Dataset records

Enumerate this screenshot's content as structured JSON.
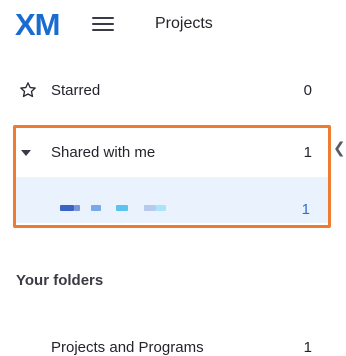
{
  "header": {
    "logo_text": "XM",
    "logo_color": "#1a6bd1",
    "page_title": "Projects"
  },
  "sidebar": {
    "starred": {
      "label": "Starred",
      "count": "0",
      "icon": "star-outline-icon"
    },
    "shared": {
      "label": "Shared with me",
      "count": "1",
      "icon": "caret-down-icon",
      "expanded": true,
      "items": [
        {
          "name_redacted": true,
          "count": "1"
        }
      ]
    },
    "collapse_glyph": "❮",
    "your_folders_heading": "Your folders",
    "folders": [
      {
        "label": "Projects and Programs",
        "count": "1"
      }
    ]
  },
  "colors": {
    "highlight_border": "#ed7b30",
    "selected_row_bg": "#eaf3fd",
    "link_count": "#2b6fd6"
  }
}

Task instructions
Search the entries for the word "Projects" and copy every line that has it.

Response below
    "page_title": "Projects"
        "label": "Projects and Programs",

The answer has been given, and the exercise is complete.